[Your objective]: Omit all images. Transcribe the rest of the material below exactly.

[Data for this exercise]:
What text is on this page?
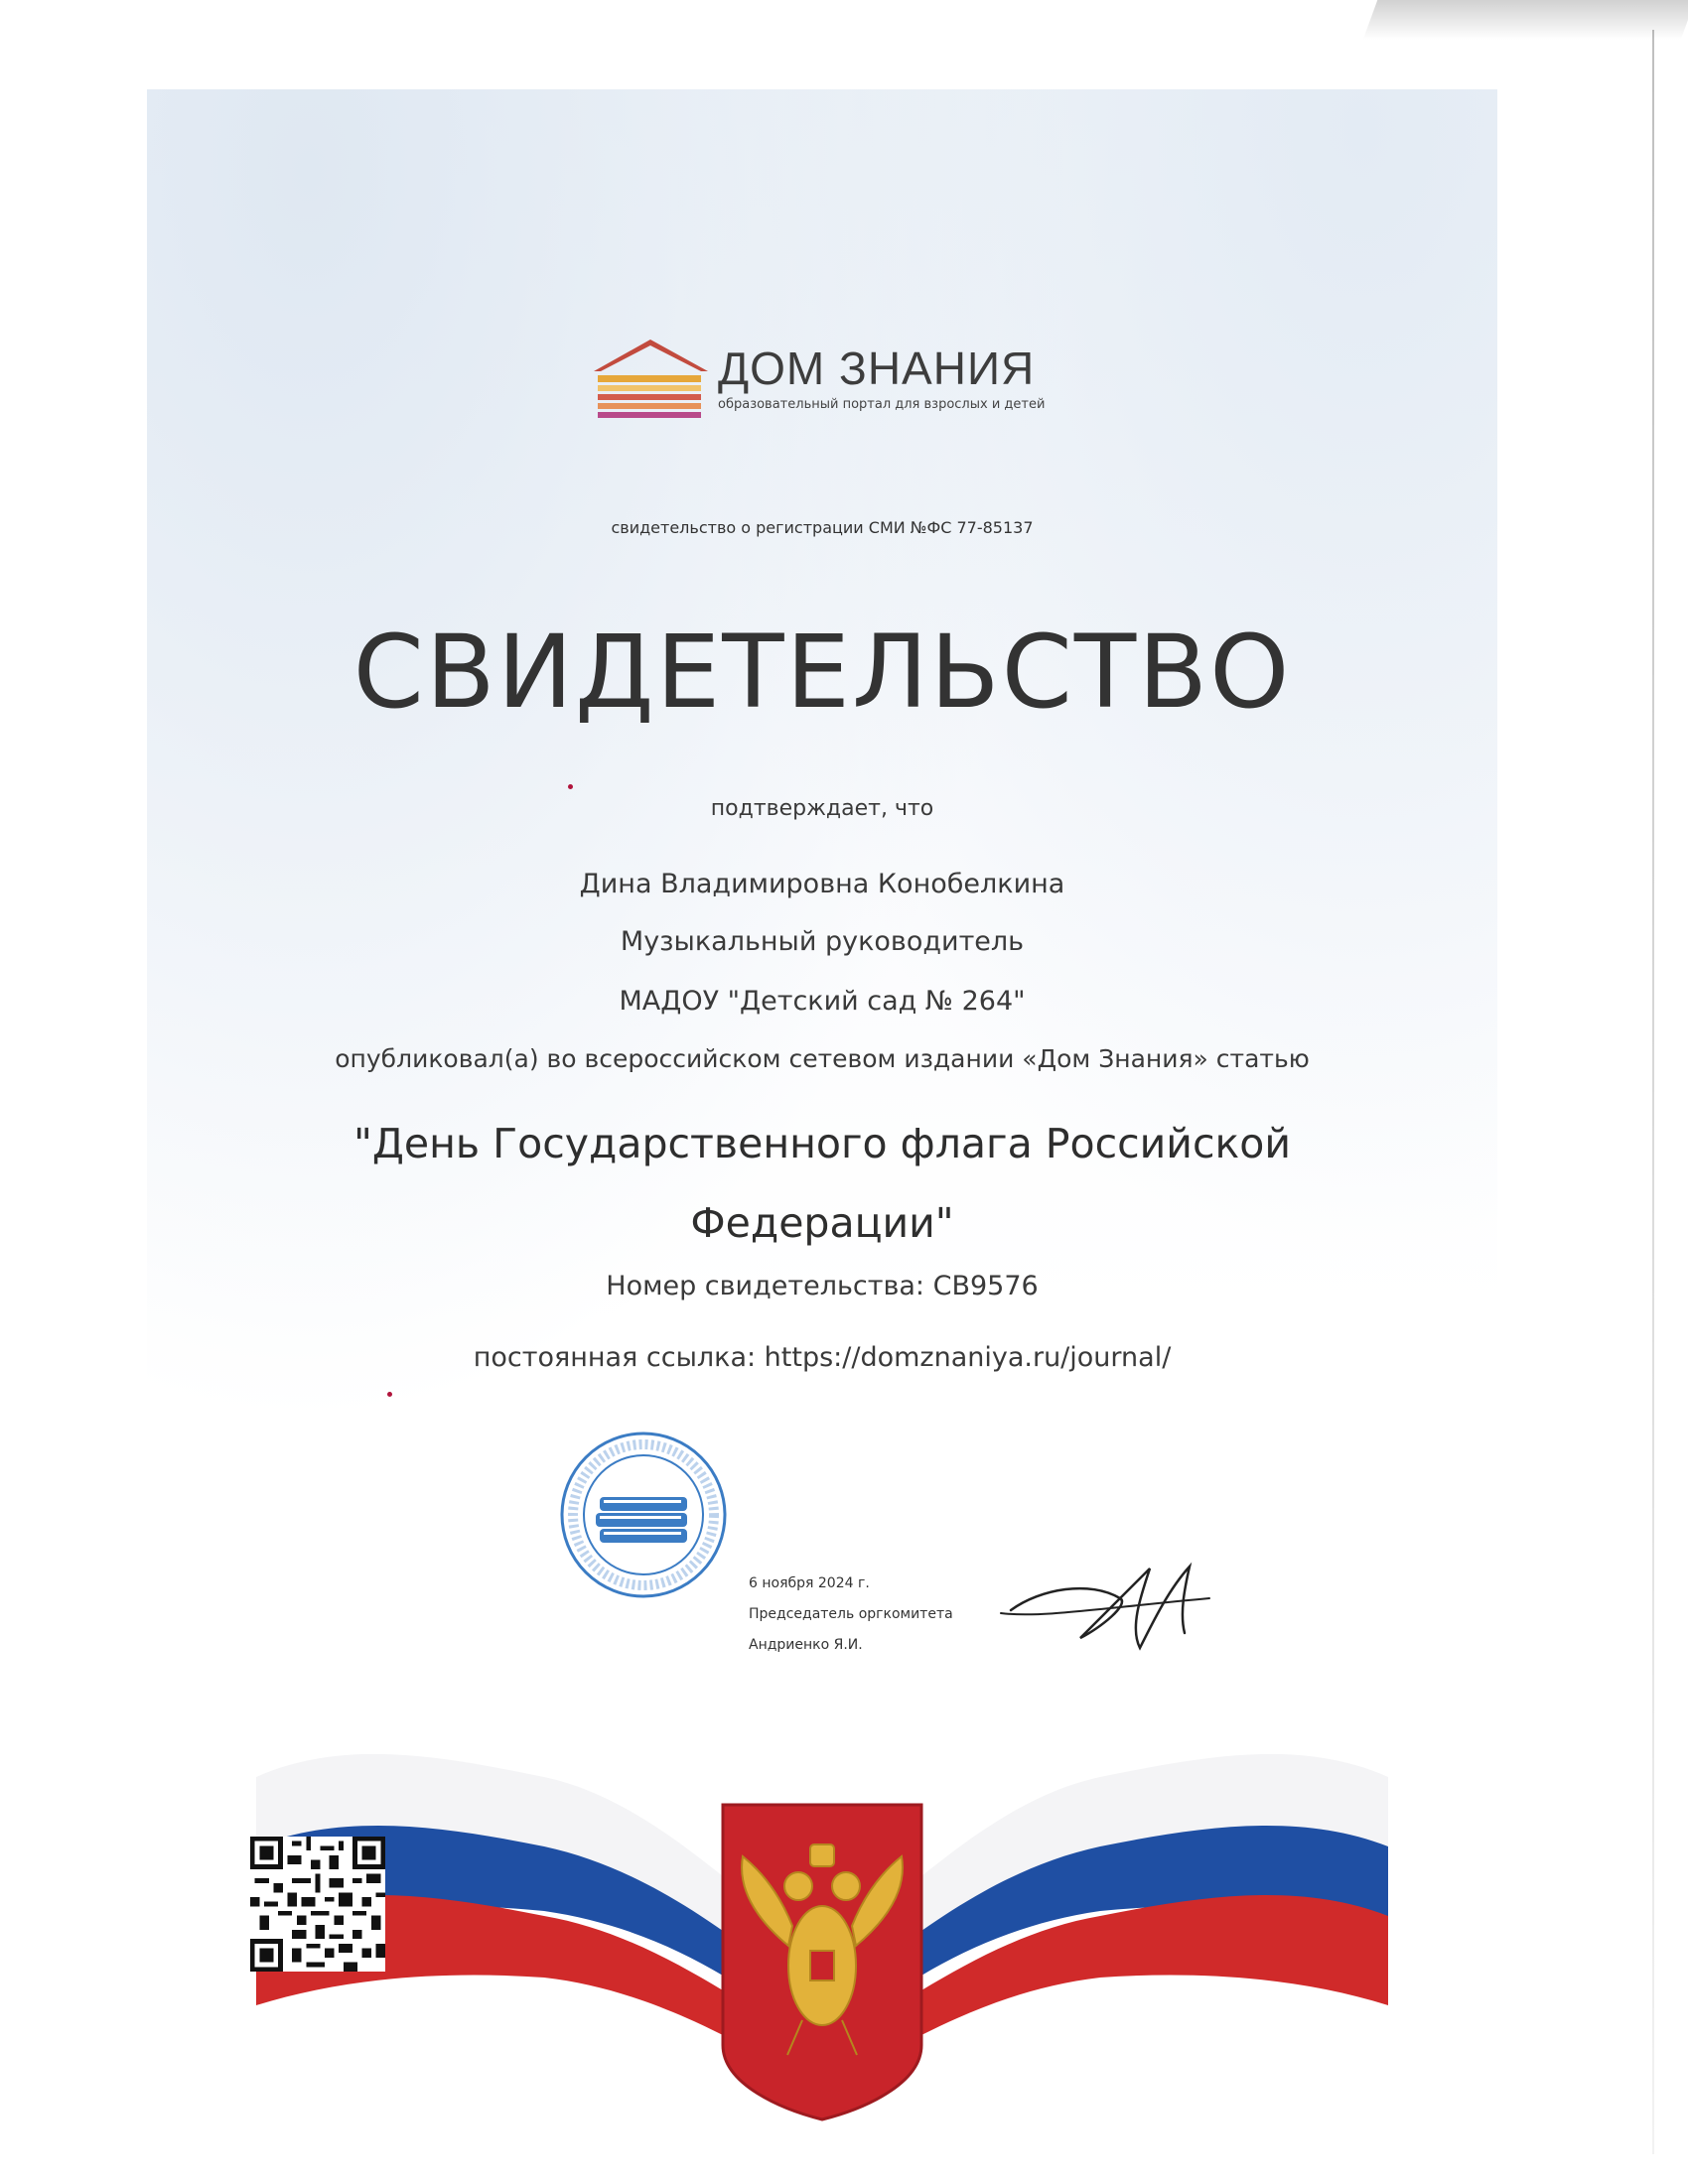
ДОМ ЗНАНИЯ
образовательный портал для взрослых и детей
свидетельство о регистрации СМИ №ФС 77-85137
СВИДЕТЕЛЬСТВО
подтверждает, что
Дина Владимировна Конобелкина
Музыкальный руководитель
МАДОУ "Детский сад № 264"
опубликовал(а) во всероссийском сетевом издании «Дом Знания» статью
"День Государственного флага Российской
Федерации"
Номер свидетельства: СВ9576
постоянная ссылка: https://domznaniya.ru/journal/
6 ноября 2024 г.
Председатель оргкомитета
Андриенко Я.И.
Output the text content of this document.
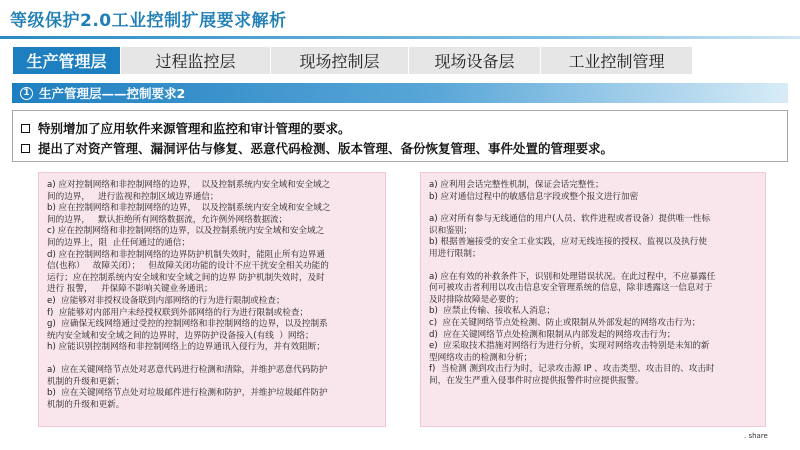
等级保护2.0工业控制扩展要求解析
生产管理层	过程监控层	现场控制层	现场设备层	工业控制管理
1 生产管理层——控制要求2
特别增加了应用软件来源管理和监控和审计管理的要求。
提出了对资产管理、漏洞评估与修复、恶意代码检测、版本管理、备份恢复管理、事件处置的管理要求。

a) 应对控制网络和非控制网络的边界，  以及控制系统内安全域和安全域之
间的边界，   进行监视和控制区域边界通信；

b) 应在控制网络和非控制网络的边界，  以及控制系统内安全域和安全域之
间的边界，   默认拒绝所有网络数据流，允许例外网络数据流；

c) 应在控制网络和非控制网络的边界，以及控制系统内安全域和安全域之
间的边界上，阻  止任何通过的通信；

d) 应在控制网络和非控制网络的边界防护机制失效时，能阻止所有边界通
信(也称）   故障关闭）；   但故障关闭功能的设计不应干扰安全相关功能的
运行；应在控制系统内安全域和安全域之间的边界 防护机制失效时，及时
进行 报警，   并保障不影响关键业务通讯；

e)  应能够对非授权设备联到内部网络的行为进行限制或检查；

f)  应能够对内部用户未经授权联到外部网络的行为进行限制或检查；

g)  应确保无线网络通过受控的控制网络和非控制网络的边界，以及控制系
统内安全域和安全域之间的边界时，边界防护设备接入(有线  ）网络；

h) 应能识别控制网络和非控制网络上的边界通讯入侵行为，并有效阻断；

a)  应在关键网络节点处对恶意代码进行检测和清除，并维护恶意代码防护
机制的升级和更新；

b)  应在关键网络节点处对垃圾邮件进行检测和防护，并维护垃圾邮件防护
机制的升级和更新。

a) 应利用会话完整性机制，保证会话完整性；

b) 应对通信过程中的敏感信息字段或整个报文进行加密

a) 应对所有参与无线通信的用户(人员、软件进程或者设备）提供唯一性标
识和鉴别；

b) 根据普遍接受的安全工业实践，应对无线连接的授权、监视以及执行使
用进行限制；

a) 应在有效的补救条件下，识别和处理错误状况。在此过程中，不应暴露任
何可被攻击者利用以攻击信息安全管理系统的信息，除非透露这一信息对于
及时排除故障是必要的；

b)  应禁止传输、接收私人消息；

c)  应在关键网络节点处检测、防止或限制从外部发起的网络攻击行为；

d)  应在关键网络节点处检测和限制从内部发起的网络攻击行为；

e)  应采取技术措施对网络行为进行分析，实现对网络攻击特别是未知的新
型网络攻击的检测和分析；

f)  当检测 测到攻击行为时，记录攻击源 IP 、攻击类型、攻击目的、攻击时
间，在发生严重入侵事件时应提供报警件时应提供报警。

. share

[Written answer]:
What text is on this page?
ДОМ ЗНАНИЯ
образовательный портал для взрослых и детей
свидетельство о регистрации СМИ №ФС 77-85137
СВИДЕТЕЛЬСТВО
подтверждает, что
Дина Владимировна Конобелкина
Музыкальный руководитель
МАДОУ "Детский сад № 264"
опубликовал(а) во всероссийском сетевом издании «Дом Знания» статью
"День Государственного флага Российской
Федерации"
Номер свидетельства: СВ9576
постоянная ссылка: https://domznaniya.ru/journal/
6 ноября 2024 г.
Председатель оргкомитета
Андриенко Я.И.
Output the text content of this document.
等级保护2.0工业控制扩展要求解析
生产管理层	过程监控层	现场控制层	现场设备层	工业控制管理
1 生产管理层——控制要求2
特别增加了应用软件来源管理和监控和审计管理的要求。
提出了对资产管理、漏洞评估与修复、恶意代码检测、版本管理、备份恢复管理、事件处置的管理要求。

a) 应对控制网络和非控制网络的边界，  以及控制系统内安全域和安全域之
间的边界，   进行监视和控制区域边界通信；

b) 应在控制网络和非控制网络的边界，  以及控制系统内安全域和安全域之
间的边界，   默认拒绝所有网络数据流，允许例外网络数据流；

c) 应在控制网络和非控制网络的边界，以及控制系统内安全域和安全域之
间的边界上，阻  止任何通过的通信；

d) 应在控制网络和非控制网络的边界防护机制失效时，能阻止所有边界通
信(也称）   故障关闭）；   但故障关闭功能的设计不应干扰安全相关功能的
运行；应在控制系统内安全域和安全域之间的边界 防护机制失效时，及时
进行 报警，   并保障不影响关键业务通讯；

e)  应能够对非授权设备联到内部网络的行为进行限制或检查；

f)  应能够对内部用户未经授权联到外部网络的行为进行限制或检查；

g)  应确保无线网络通过受控的控制网络和非控制网络的边界，以及控制系
统内安全域和安全域之间的边界时，边界防护设备接入(有线  ）网络；

h) 应能识别控制网络和非控制网络上的边界通讯入侵行为，并有效阻断；

a)  应在关键网络节点处对恶意代码进行检测和清除，并维护恶意代码防护
机制的升级和更新；

b)  应在关键网络节点处对垃圾邮件进行检测和防护，并维护垃圾邮件防护
机制的升级和更新。

a) 应利用会话完整性机制，保证会话完整性；

b) 应对通信过程中的敏感信息字段或整个报文进行加密

a) 应对所有参与无线通信的用户(人员、软件进程或者设备）提供唯一性标
识和鉴别；

b) 根据普遍接受的安全工业实践，应对无线连接的授权、监视以及执行使
用进行限制；

a) 应在有效的补救条件下，识别和处理错误状况。在此过程中，不应暴露任
何可被攻击者利用以攻击信息安全管理系统的信息，除非透露这一信息对于
及时排除故障是必要的；

b)  应禁止传输、接收私人消息；

c)  应在关键网络节点处检测、防止或限制从外部发起的网络攻击行为；

d)  应在关键网络节点处检测和限制从内部发起的网络攻击行为；

e)  应采取技术措施对网络行为进行分析，实现对网络攻击特别是未知的新
型网络攻击的检测和分析；

f)  当检测 测到攻击行为时，记录攻击源 IP 、攻击类型、攻击目的、攻击时
间，在发生严重入侵事件时应提供报警件时应提供报警。

. share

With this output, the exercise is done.